### Written problem
Without including any pictures, write out all the entries exactly.

### Provided data
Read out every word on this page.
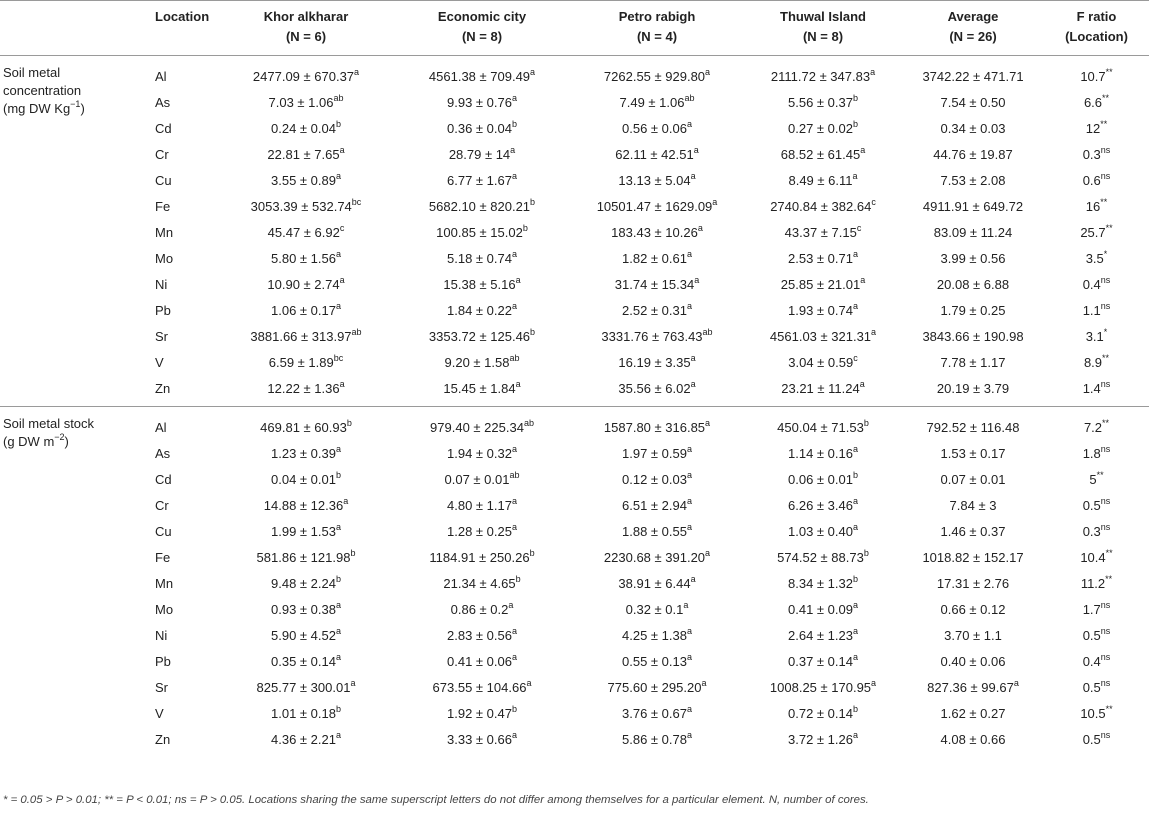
	Location	Khor alkharar	Economic city	Petro rabigh	Thuwal Island	Average	F ratio
		(N = 6)	(N = 8)	(N = 4)	(N = 8)	(N = 26)	(Location)

Soil metal
concentration
(mg DW $Kg^{-1}$)	Al	2477.09 ± 670.37$^a$	4561.38 ± 709.49$^a$	7262.55 ± 929.80$^a$	2111.72 ± 347.83$^a$	3742.22 ± 471.71	10.7**
	As	7.03 ± 1.06$^{ab}$	9.93 ± 0.76$^a$	7.49 ± 1.06$^{ab}$	5.56 ± 0.37$^b$	7.54 ± 0.50	6.6**
	Cd	0.24 ± 0.04$^b$	0.36 ± 0.04$^b$	0.56 ± 0.06$^a$	0.27 ± 0.02$^b$	0.34 ± 0.03	12**
	Cr	22.81 ± 7.65$^a$	$28.79 \pm 14^a$	62.11 ± 42.51$^a$	68.52 ± 61.45$^a$	44.76 ± 19.87	$0.3^{ns}$
	Cu	3.55 ± 0.89$^a$	6.77 ± 1.67$^a$	13.13 ± 5.04$^a$	8.49 ± 6.11$^a$	7.53 ± 2.08	$0.6^{ns}$
	Fe	3053.39 ± 532.74$^{bc}$	5682.10 ± 820.21$^b$	10501.47 ± 1629.09$^a$	2740.84 ± 382.64$^c$	4911.91 ± 649.72	16**
	Mn	45.47 ± 6.92$^c$	100.85 ± 15.02$^b$	183.43 ± 10.26$^a$	43.37 ± 7.15$^c$	83.09 ± 11.24	25.7**
	Mo	5.80 ± 1.56$^a$	5.18 ± 0.74$^a$	1.82 ± 0.61$^a$	2.53 ± 0.71$^a$	3.99 ± 0.56	3.5*
	Ni	10.90 ± 2.74$^a$	15.38 ± 5.16$^a$	31.74 ± 15.34$^a$	25.85 ± 21.01$^a$	20.08 ± 6.88	$0.4^{ns}$
	Pb	1.06 ± 0.17$^a$	1.84 ± 0.22$^a$	2.52 ± 0.31$^a$	1.93 ± 0.74$^a$	1.79 ± 0.25	$1.1^{ns}$
	Sr	3881.66 ± 313.97$^{ab}$	3353.72 ± 125.46$^b$	3331.76 ± 763.43$^{ab}$	4561.03 ± 321.31$^a$	3843.66 ± 190.98	3.1*
	V	6.59 ± 1.89$^{bc}$	9.20 ± 1.58$^{ab}$	16.19 ± 3.35$^a$	3.04 ± 0.59$^c$	7.78 ± 1.17	8.9**
	Zn	12.22 ± 1.36$^a$	15.45 ± 1.84$^a$	35.56 ± 6.02$^a$	23.21 ± 11.24$^a$	20.19 ± 3.79	$1.4^{ns}$

Soil metal stock
(g DW $m^{-2}$)	Al	469.81 ± 60.93$^b$	979.40 ± 225.34$^{ab}$	1587.80 ± 316.85$^a$	450.04 ± 71.53$^b$	792.52 ± 116.48	7.2**
	As	1.23 ± 0.39$^a$	1.94 ± 0.32$^a$	1.97 ± 0.59$^a$	1.14 ± 0.16$^a$	1.53 ± 0.17	$1.8^{ns}$
	Cd	0.04 ± 0.01$^b$	0.07 ± 0.01$^{ab}$	0.12 ± 0.03$^a$	0.06 ± 0.01$^b$	0.07 ± 0.01	5**
	Cr	14.88 ± 12.36$^a$	4.80 ± 1.17$^a$	6.51 ± 2.94$^a$	6.26 ± 3.46$^a$	7.84 ± 3	$0.5^{ns}$
	Cu	1.99 ± 1.53$^a$	1.28 ± 0.25$^a$	1.88 ± 0.55$^a$	1.03 ± 0.40$^a$	1.46 ± 0.37	$0.3^{ns}$
	Fe	581.86 ± 121.98$^b$	1184.91 ± 250.26$^b$	2230.68 ± 391.20$^a$	574.52 ± 88.73$^b$	1018.82 ± 152.17	10.4**
	Mn	9.48 ± 2.24$^b$	21.34 ± 4.65$^b$	38.91 ± 6.44$^a$	8.34 ± 1.32$^b$	17.31 ± 2.76	11.2**
	Mo	0.93 ± 0.38$^a$	0.86 ± 0.2$^a$	0.32 ± 0.1$^a$	0.41 ± 0.09$^a$	0.66 ± 0.12	$1.7^{ns}$
	Ni	5.90 ± 4.52$^a$	2.83 ± 0.56$^a$	4.25 ± 1.38$^a$	2.64 ± 1.23$^a$	3.70 ± 1.1	$0.5^{ns}$
	Pb	0.35 ± 0.14$^a$	0.41 ± 0.06$^a$	0.55 ± 0.13$^a$	0.37 ± 0.14$^a$	0.40 ± 0.06	$0.4^{ns}$
	Sr	825.77 ± 300.01$^a$	673.55 ± 104.66$^a$	775.60 ± 295.20$^a$	1008.25 ± 170.95$^a$	827.36 ± 99.67$^a$	$0.5^{ns}$
	V	1.01 ± 0.18$^b$	1.92 ± 0.47$^b$	3.76 ± 0.67$^a$	0.72 ± 0.14$^b$	1.62 ± 0.27	10.5**
	Zn	4.36 ± 2.21$^a$	3.33 ± 0.66$^a$	5.86 ± 0.78$^a$	3.72 ± 1.26$^a$	4.08 ± 0.66	$0.5^{ns}$
* = 0.05 > P > 0.01; ** = P < 0.01; ns = P > 0.05. Locations sharing the same superscript letters do not differ among themselves for a particular element. N, number of cores.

### Result
Read out every word on this page.
	Location	Khor alkharar	Economic city	Petro rabigh	Thuwal Island	Average	F ratio
		(N = 6)	(N = 8)	(N = 4)	(N = 8)	(N = 26)	(Location)

Soil metal
concentration
(mg DW $Kg^{-1}$)	Al	2477.09 ± 670.37$^a$	4561.38 ± 709.49$^a$	7262.55 ± 929.80$^a$	2111.72 ± 347.83$^a$	3742.22 ± 471.71	10.7**
	As	7.03 ± 1.06$^{ab}$	9.93 ± 0.76$^a$	7.49 ± 1.06$^{ab}$	5.56 ± 0.37$^b$	7.54 ± 0.50	6.6**
	Cd	0.24 ± 0.04$^b$	0.36 ± 0.04$^b$	0.56 ± 0.06$^a$	0.27 ± 0.02$^b$	0.34 ± 0.03	12**
	Cr	22.81 ± 7.65$^a$	$28.79 \pm 14^a$	62.11 ± 42.51$^a$	68.52 ± 61.45$^a$	44.76 ± 19.87	$0.3^{ns}$
	Cu	3.55 ± 0.89$^a$	6.77 ± 1.67$^a$	13.13 ± 5.04$^a$	8.49 ± 6.11$^a$	7.53 ± 2.08	$0.6^{ns}$
	Fe	3053.39 ± 532.74$^{bc}$	5682.10 ± 820.21$^b$	10501.47 ± 1629.09$^a$	2740.84 ± 382.64$^c$	4911.91 ± 649.72	16**
	Mn	45.47 ± 6.92$^c$	100.85 ± 15.02$^b$	183.43 ± 10.26$^a$	43.37 ± 7.15$^c$	83.09 ± 11.24	25.7**
	Mo	5.80 ± 1.56$^a$	5.18 ± 0.74$^a$	1.82 ± 0.61$^a$	2.53 ± 0.71$^a$	3.99 ± 0.56	3.5*
	Ni	10.90 ± 2.74$^a$	15.38 ± 5.16$^a$	31.74 ± 15.34$^a$	25.85 ± 21.01$^a$	20.08 ± 6.88	$0.4^{ns}$
	Pb	1.06 ± 0.17$^a$	1.84 ± 0.22$^a$	2.52 ± 0.31$^a$	1.93 ± 0.74$^a$	1.79 ± 0.25	$1.1^{ns}$
	Sr	3881.66 ± 313.97$^{ab}$	3353.72 ± 125.46$^b$	3331.76 ± 763.43$^{ab}$	4561.03 ± 321.31$^a$	3843.66 ± 190.98	3.1*
	V	6.59 ± 1.89$^{bc}$	9.20 ± 1.58$^{ab}$	16.19 ± 3.35$^a$	3.04 ± 0.59$^c$	7.78 ± 1.17	8.9**
	Zn	12.22 ± 1.36$^a$	15.45 ± 1.84$^a$	35.56 ± 6.02$^a$	23.21 ± 11.24$^a$	20.19 ± 3.79	$1.4^{ns}$

Soil metal stock
(g DW $m^{-2}$)	Al	469.81 ± 60.93$^b$	979.40 ± 225.34$^{ab}$	1587.80 ± 316.85$^a$	450.04 ± 71.53$^b$	792.52 ± 116.48	7.2**
	As	1.23 ± 0.39$^a$	1.94 ± 0.32$^a$	1.97 ± 0.59$^a$	1.14 ± 0.16$^a$	1.53 ± 0.17	$1.8^{ns}$
	Cd	0.04 ± 0.01$^b$	0.07 ± 0.01$^{ab}$	0.12 ± 0.03$^a$	0.06 ± 0.01$^b$	0.07 ± 0.01	5**
	Cr	14.88 ± 12.36$^a$	4.80 ± 1.17$^a$	6.51 ± 2.94$^a$	6.26 ± 3.46$^a$	7.84 ± 3	$0.5^{ns}$
	Cu	1.99 ± 1.53$^a$	1.28 ± 0.25$^a$	1.88 ± 0.55$^a$	1.03 ± 0.40$^a$	1.46 ± 0.37	$0.3^{ns}$
	Fe	581.86 ± 121.98$^b$	1184.91 ± 250.26$^b$	2230.68 ± 391.20$^a$	574.52 ± 88.73$^b$	1018.82 ± 152.17	10.4**
	Mn	9.48 ± 2.24$^b$	21.34 ± 4.65$^b$	38.91 ± 6.44$^a$	8.34 ± 1.32$^b$	17.31 ± 2.76	11.2**
	Mo	0.93 ± 0.38$^a$	0.86 ± 0.2$^a$	0.32 ± 0.1$^a$	0.41 ± 0.09$^a$	0.66 ± 0.12	$1.7^{ns}$
	Ni	5.90 ± 4.52$^a$	2.83 ± 0.56$^a$	4.25 ± 1.38$^a$	2.64 ± 1.23$^a$	3.70 ± 1.1	$0.5^{ns}$
	Pb	0.35 ± 0.14$^a$	0.41 ± 0.06$^a$	0.55 ± 0.13$^a$	0.37 ± 0.14$^a$	0.40 ± 0.06	$0.4^{ns}$
	Sr	825.77 ± 300.01$^a$	673.55 ± 104.66$^a$	775.60 ± 295.20$^a$	1008.25 ± 170.95$^a$	827.36 ± 99.67$^a$	$0.5^{ns}$
	V	1.01 ± 0.18$^b$	1.92 ± 0.47$^b$	3.76 ± 0.67$^a$	0.72 ± 0.14$^b$	1.62 ± 0.27	10.5**
	Zn	4.36 ± 2.21$^a$	3.33 ± 0.66$^a$	5.86 ± 0.78$^a$	3.72 ± 1.26$^a$	4.08 ± 0.66	$0.5^{ns}$
* = 0.05 > P > 0.01; ** = P < 0.01; ns = P > 0.05. Locations sharing the same superscript letters do not differ among themselves for a particular element. N, number of cores.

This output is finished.